BEGIN Dataset entries

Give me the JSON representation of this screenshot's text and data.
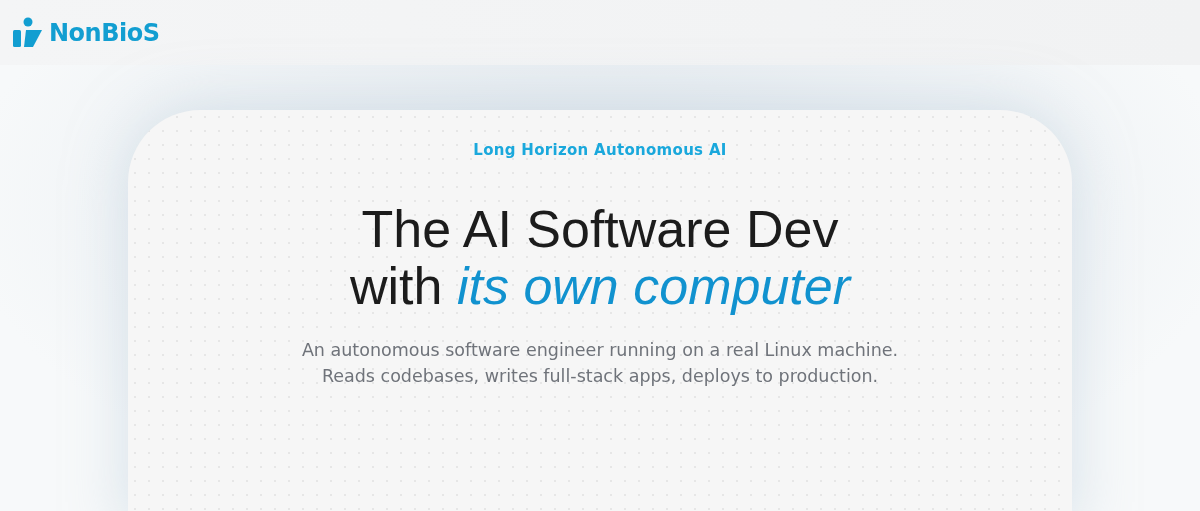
{
  "header": {
    "logo_text": "NonBioS"
  },
  "hero": {
    "eyebrow": "Long Horizon Autonomous AI",
    "headline_lines": [
      "The AI Software Dev",
      "with *its own computer*"
    ],
    "subtitle_lines": [
      "An autonomous software engineer running on a real Linux machine.",
      "Reads codebases, writes full-stack apps, deploys to production."
    ]
  }
}
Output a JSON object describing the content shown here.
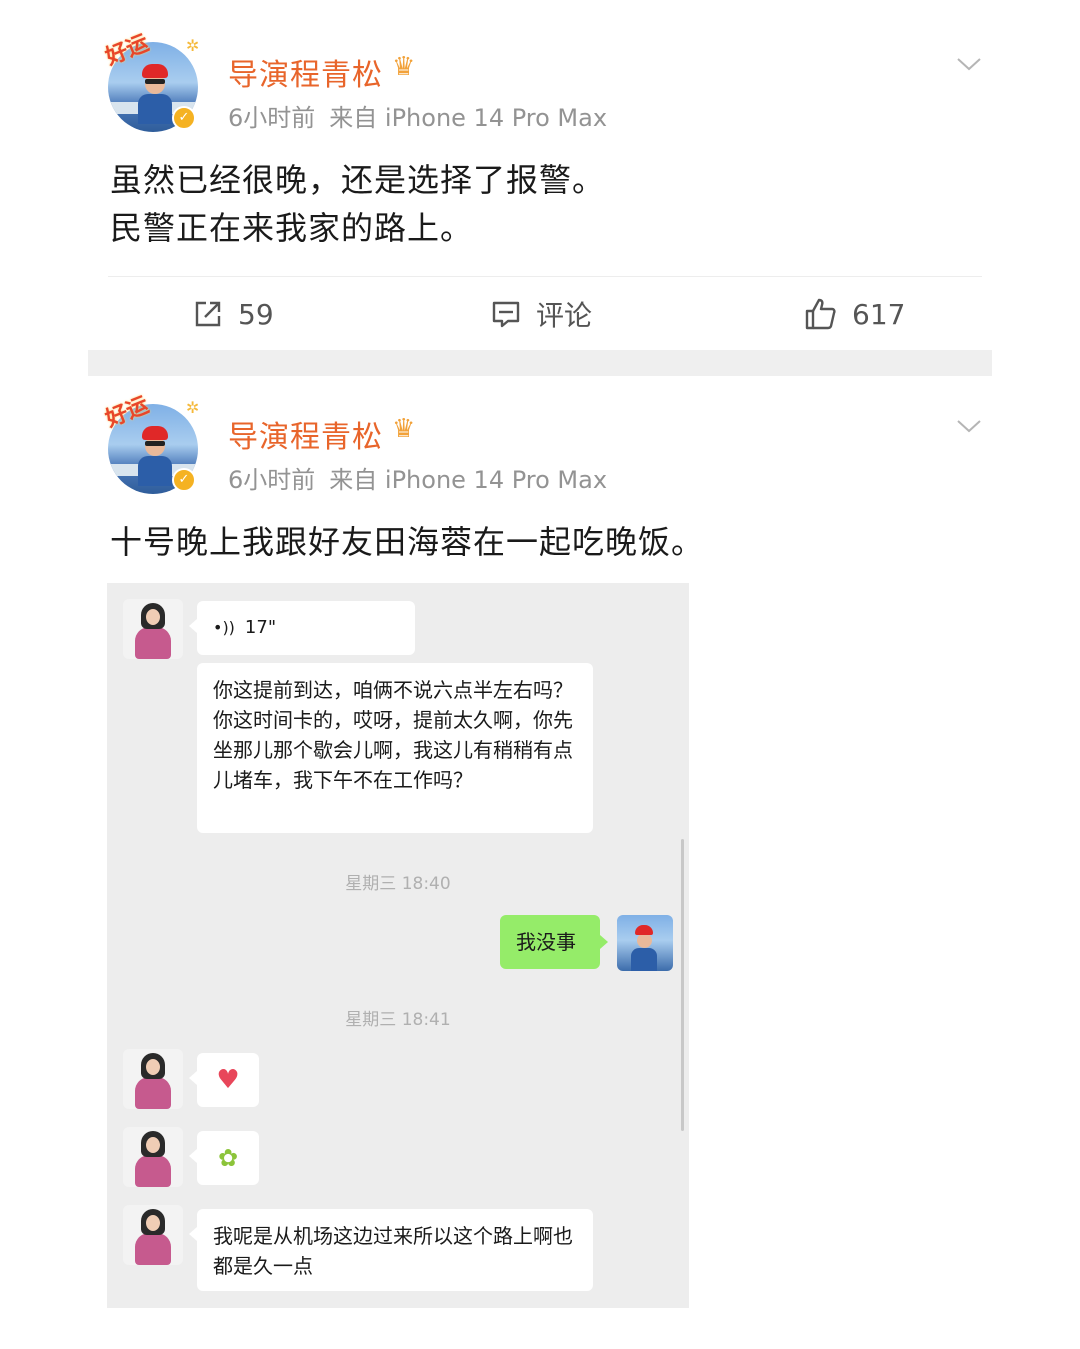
{
  "posts": [
    {
      "author": "导演程青松",
      "avatar_badge": "好运",
      "time": "6小时前",
      "source": "来自 iPhone 14 Pro Max",
      "text_lines": [
        "虽然已经很晚，还是选择了报警。",
        "民警正在来我家的路上。"
      ],
      "actions": {
        "repost": "59",
        "comment": "评论",
        "like": "617"
      }
    },
    {
      "author": "导演程青松",
      "avatar_badge": "好运",
      "time": "6小时前",
      "source": "来自 iPhone 14 Pro Max",
      "text_lines": [
        "十号晚上我跟好友田海蓉在一起吃晚饭。"
      ],
      "chat": {
        "voice_duration": "17\"",
        "message_1": "你这提前到达，咱俩不说六点半左右吗？你这时间卡的，哎呀，提前太久啊，你先坐那儿那个歇会儿啊，我这儿有稍稍有点儿堵车，我下午不在工作吗？",
        "timestamp_1": "星期三 18:40",
        "my_message": "我没事",
        "timestamp_2": "星期三 18:41",
        "emoji_1": "heart",
        "emoji_2": "plant",
        "message_2": "我呢是从机场这边过来所以这个路上啊也都是久一点"
      }
    }
  ],
  "colors": {
    "username": "#e8652b",
    "meta": "#939393",
    "chat_bg": "#ededed",
    "my_bubble": "#95ec69"
  }
}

END Dataset entries

The task >>
Print each entry shown above with exact wording and no pictures.

Reply >>
Give me the JSON representation of this screenshot's text and data.
{
  "header": {
    "logo_text": "NonBioS"
  },
  "hero": {
    "eyebrow": "Long Horizon Autonomous AI",
    "headline_lines": [
      "The AI Software Dev",
      "with *its own computer*"
    ],
    "subtitle_lines": [
      "An autonomous software engineer running on a real Linux machine.",
      "Reads codebases, writes full-stack apps, deploys to production."
    ]
  }
}
Output a JSON object describing the content shown here.
{
  "posts": [
    {
      "author": "导演程青松",
      "avatar_badge": "好运",
      "time": "6小时前",
      "source": "来自 iPhone 14 Pro Max",
      "text_lines": [
        "虽然已经很晚，还是选择了报警。",
        "民警正在来我家的路上。"
      ],
      "actions": {
        "repost": "59",
        "comment": "评论",
        "like": "617"
      }
    },
    {
      "author": "导演程青松",
      "avatar_badge": "好运",
      "time": "6小时前",
      "source": "来自 iPhone 14 Pro Max",
      "text_lines": [
        "十号晚上我跟好友田海蓉在一起吃晚饭。"
      ],
      "chat": {
        "voice_duration": "17\"",
        "message_1": "你这提前到达，咱俩不说六点半左右吗？你这时间卡的，哎呀，提前太久啊，你先坐那儿那个歇会儿啊，我这儿有稍稍有点儿堵车，我下午不在工作吗？",
        "timestamp_1": "星期三 18:40",
        "my_message": "我没事",
        "timestamp_2": "星期三 18:41",
        "emoji_1": "heart",
        "emoji_2": "plant",
        "message_2": "我呢是从机场这边过来所以这个路上啊也都是久一点"
      }
    }
  ],
  "colors": {
    "username": "#e8652b",
    "meta": "#939393",
    "chat_bg": "#ededed",
    "my_bubble": "#95ec69"
  }
}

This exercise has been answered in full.